▶ [EXERCISE TASK] Print the listing in its entirety and exactly, leaving out images.
*****
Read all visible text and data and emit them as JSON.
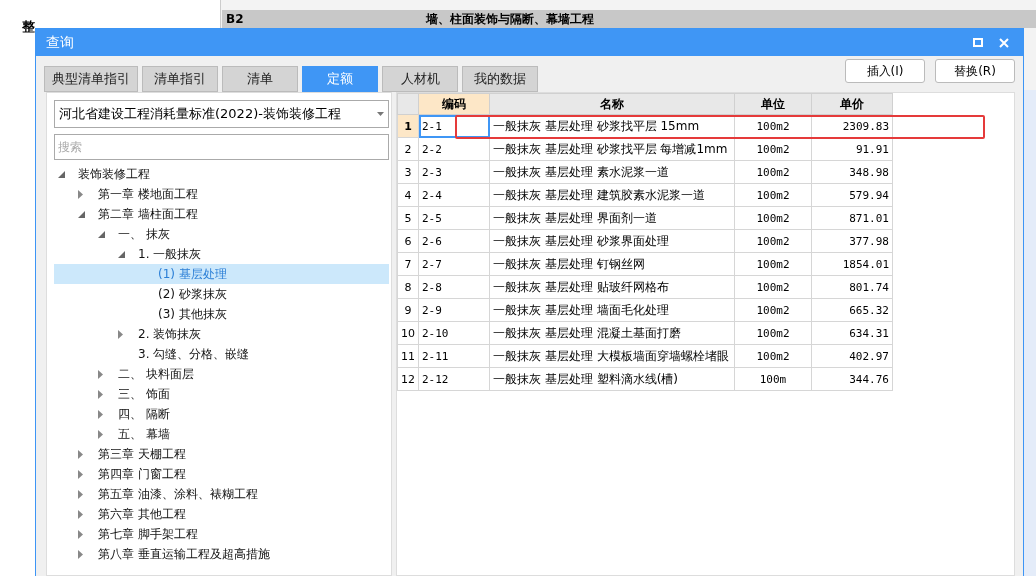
{
  "background": {
    "project_label": "整",
    "row_code": "B2",
    "row_title": "墙、柱面装饰与隔断、幕墙工程"
  },
  "window": {
    "title": "查询"
  },
  "tabs": [
    {
      "label": "典型清单指引",
      "selected": false
    },
    {
      "label": "清单指引",
      "selected": false
    },
    {
      "label": "清单",
      "selected": false
    },
    {
      "label": "定额",
      "selected": true
    },
    {
      "label": "人材机",
      "selected": false
    },
    {
      "label": "我的数据",
      "selected": false
    }
  ],
  "actions": [
    "插入(I)",
    "替换(R)"
  ],
  "library": {
    "value": "河北省建设工程消耗量标准(2022)-装饰装修工程"
  },
  "search": {
    "placeholder": "搜索"
  },
  "tree": [
    {
      "label": "装饰装修工程",
      "expanded": true,
      "selected": false,
      "children": [
        {
          "label": "第一章 楼地面工程",
          "expanded": false,
          "selected": false
        },
        {
          "label": "第二章 墙柱面工程",
          "expanded": true,
          "selected": false,
          "children": [
            {
              "label": "一、  抹灰",
              "expanded": true,
              "selected": false,
              "children": [
                {
                  "label": "1. 一般抹灰",
                  "expanded": true,
                  "selected": false,
                  "children": [
                    {
                      "label": "(1) 基层处理",
                      "selected": true
                    },
                    {
                      "label": "(2) 砂浆抹灰",
                      "selected": false
                    },
                    {
                      "label": "(3) 其他抹灰",
                      "selected": false
                    }
                  ]
                },
                {
                  "label": "2. 装饰抹灰",
                  "expanded": false,
                  "selected": false
                },
                {
                  "label": "3. 勾缝、分格、嵌缝",
                  "selected": false
                }
              ]
            },
            {
              "label": "二、  块料面层",
              "expanded": false,
              "selected": false
            },
            {
              "label": "三、  饰面",
              "expanded": false,
              "selected": false
            },
            {
              "label": "四、  隔断",
              "expanded": false,
              "selected": false
            },
            {
              "label": "五、  幕墙",
              "expanded": false,
              "selected": false
            }
          ]
        },
        {
          "label": "第三章 天棚工程",
          "expanded": false,
          "selected": false
        },
        {
          "label": "第四章 门窗工程",
          "expanded": false,
          "selected": false
        },
        {
          "label": "第五章 油漆、涂料、裱糊工程",
          "expanded": false,
          "selected": false
        },
        {
          "label": "第六章 其他工程",
          "expanded": false,
          "selected": false
        },
        {
          "label": "第七章 脚手架工程",
          "expanded": false,
          "selected": false
        },
        {
          "label": "第八章 垂直运输工程及超高措施",
          "expanded": false,
          "selected": false
        }
      ]
    }
  ],
  "table": {
    "columns": [
      "编码",
      "名称",
      "单位",
      "单价"
    ],
    "rows": [
      {
        "index": "1",
        "code": "2-1",
        "name": "一般抹灰 基层处理 砂浆找平层 15mm",
        "unit": "100m2",
        "price": "2309.83",
        "selected": true
      },
      {
        "index": "2",
        "code": "2-2",
        "name": "一般抹灰 基层处理 砂浆找平层 每增减1mm",
        "unit": "100m2",
        "price": "91.91",
        "selected": false
      },
      {
        "index": "3",
        "code": "2-3",
        "name": "一般抹灰 基层处理 素水泥浆一道",
        "unit": "100m2",
        "price": "348.98",
        "selected": false
      },
      {
        "index": "4",
        "code": "2-4",
        "name": "一般抹灰 基层处理 建筑胶素水泥浆一道",
        "unit": "100m2",
        "price": "579.94",
        "selected": false
      },
      {
        "index": "5",
        "code": "2-5",
        "name": "一般抹灰 基层处理 界面剂一道",
        "unit": "100m2",
        "price": "871.01",
        "selected": false
      },
      {
        "index": "6",
        "code": "2-6",
        "name": "一般抹灰 基层处理 砂浆界面处理",
        "unit": "100m2",
        "price": "377.98",
        "selected": false
      },
      {
        "index": "7",
        "code": "2-7",
        "name": "一般抹灰 基层处理 钉钢丝网",
        "unit": "100m2",
        "price": "1854.01",
        "selected": false
      },
      {
        "index": "8",
        "code": "2-8",
        "name": "一般抹灰 基层处理 贴玻纤网格布",
        "unit": "100m2",
        "price": "801.74",
        "selected": false
      },
      {
        "index": "9",
        "code": "2-9",
        "name": "一般抹灰 基层处理 墙面毛化处理",
        "unit": "100m2",
        "price": "665.32",
        "selected": false
      },
      {
        "index": "10",
        "code": "2-10",
        "name": "一般抹灰 基层处理 混凝土基面打磨",
        "unit": "100m2",
        "price": "634.31",
        "selected": false
      },
      {
        "index": "11",
        "code": "2-11",
        "name": "一般抹灰 基层处理 大模板墙面穿墙螺栓堵眼",
        "unit": "100m2",
        "price": "402.97",
        "selected": false
      },
      {
        "index": "12",
        "code": "2-12",
        "name": "一般抹灰 基层处理 塑料滴水线(槽)",
        "unit": "100m",
        "price": "344.76",
        "selected": false
      }
    ]
  }
}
*****
▶ [ANSWER TO THE TASK]
Read all visible text and data and emit them as JSON.
{
  "background": {
    "project_label": "整",
    "row_code": "B2",
    "row_title": "墙、柱面装饰与隔断、幕墙工程"
  },
  "window": {
    "title": "查询"
  },
  "tabs": [
    {
      "label": "典型清单指引",
      "selected": false
    },
    {
      "label": "清单指引",
      "selected": false
    },
    {
      "label": "清单",
      "selected": false
    },
    {
      "label": "定额",
      "selected": true
    },
    {
      "label": "人材机",
      "selected": false
    },
    {
      "label": "我的数据",
      "selected": false
    }
  ],
  "actions": [
    "插入(I)",
    "替换(R)"
  ],
  "library": {
    "value": "河北省建设工程消耗量标准(2022)-装饰装修工程"
  },
  "search": {
    "placeholder": "搜索"
  },
  "tree": [
    {
      "label": "装饰装修工程",
      "expanded": true,
      "selected": false,
      "children": [
        {
          "label": "第一章 楼地面工程",
          "expanded": false,
          "selected": false
        },
        {
          "label": "第二章 墙柱面工程",
          "expanded": true,
          "selected": false,
          "children": [
            {
              "label": "一、  抹灰",
              "expanded": true,
              "selected": false,
              "children": [
                {
                  "label": "1. 一般抹灰",
                  "expanded": true,
                  "selected": false,
                  "children": [
                    {
                      "label": "(1) 基层处理",
                      "selected": true
                    },
                    {
                      "label": "(2) 砂浆抹灰",
                      "selected": false
                    },
                    {
                      "label": "(3) 其他抹灰",
                      "selected": false
                    }
                  ]
                },
                {
                  "label": "2. 装饰抹灰",
                  "expanded": false,
                  "selected": false
                },
                {
                  "label": "3. 勾缝、分格、嵌缝",
                  "selected": false
                }
              ]
            },
            {
              "label": "二、  块料面层",
              "expanded": false,
              "selected": false
            },
            {
              "label": "三、  饰面",
              "expanded": false,
              "selected": false
            },
            {
              "label": "四、  隔断",
              "expanded": false,
              "selected": false
            },
            {
              "label": "五、  幕墙",
              "expanded": false,
              "selected": false
            }
          ]
        },
        {
          "label": "第三章 天棚工程",
          "expanded": false,
          "selected": false
        },
        {
          "label": "第四章 门窗工程",
          "expanded": false,
          "selected": false
        },
        {
          "label": "第五章 油漆、涂料、裱糊工程",
          "expanded": false,
          "selected": false
        },
        {
          "label": "第六章 其他工程",
          "expanded": false,
          "selected": false
        },
        {
          "label": "第七章 脚手架工程",
          "expanded": false,
          "selected": false
        },
        {
          "label": "第八章 垂直运输工程及超高措施",
          "expanded": false,
          "selected": false
        }
      ]
    }
  ],
  "table": {
    "columns": [
      "编码",
      "名称",
      "单位",
      "单价"
    ],
    "rows": [
      {
        "index": "1",
        "code": "2-1",
        "name": "一般抹灰 基层处理 砂浆找平层 15mm",
        "unit": "100m2",
        "price": "2309.83",
        "selected": true
      },
      {
        "index": "2",
        "code": "2-2",
        "name": "一般抹灰 基层处理 砂浆找平层 每增减1mm",
        "unit": "100m2",
        "price": "91.91",
        "selected": false
      },
      {
        "index": "3",
        "code": "2-3",
        "name": "一般抹灰 基层处理 素水泥浆一道",
        "unit": "100m2",
        "price": "348.98",
        "selected": false
      },
      {
        "index": "4",
        "code": "2-4",
        "name": "一般抹灰 基层处理 建筑胶素水泥浆一道",
        "unit": "100m2",
        "price": "579.94",
        "selected": false
      },
      {
        "index": "5",
        "code": "2-5",
        "name": "一般抹灰 基层处理 界面剂一道",
        "unit": "100m2",
        "price": "871.01",
        "selected": false
      },
      {
        "index": "6",
        "code": "2-6",
        "name": "一般抹灰 基层处理 砂浆界面处理",
        "unit": "100m2",
        "price": "377.98",
        "selected": false
      },
      {
        "index": "7",
        "code": "2-7",
        "name": "一般抹灰 基层处理 钉钢丝网",
        "unit": "100m2",
        "price": "1854.01",
        "selected": false
      },
      {
        "index": "8",
        "code": "2-8",
        "name": "一般抹灰 基层处理 贴玻纤网格布",
        "unit": "100m2",
        "price": "801.74",
        "selected": false
      },
      {
        "index": "9",
        "code": "2-9",
        "name": "一般抹灰 基层处理 墙面毛化处理",
        "unit": "100m2",
        "price": "665.32",
        "selected": false
      },
      {
        "index": "10",
        "code": "2-10",
        "name": "一般抹灰 基层处理 混凝土基面打磨",
        "unit": "100m2",
        "price": "634.31",
        "selected": false
      },
      {
        "index": "11",
        "code": "2-11",
        "name": "一般抹灰 基层处理 大模板墙面穿墙螺栓堵眼",
        "unit": "100m2",
        "price": "402.97",
        "selected": false
      },
      {
        "index": "12",
        "code": "2-12",
        "name": "一般抹灰 基层处理 塑料滴水线(槽)",
        "unit": "100m",
        "price": "344.76",
        "selected": false
      }
    ]
  }
}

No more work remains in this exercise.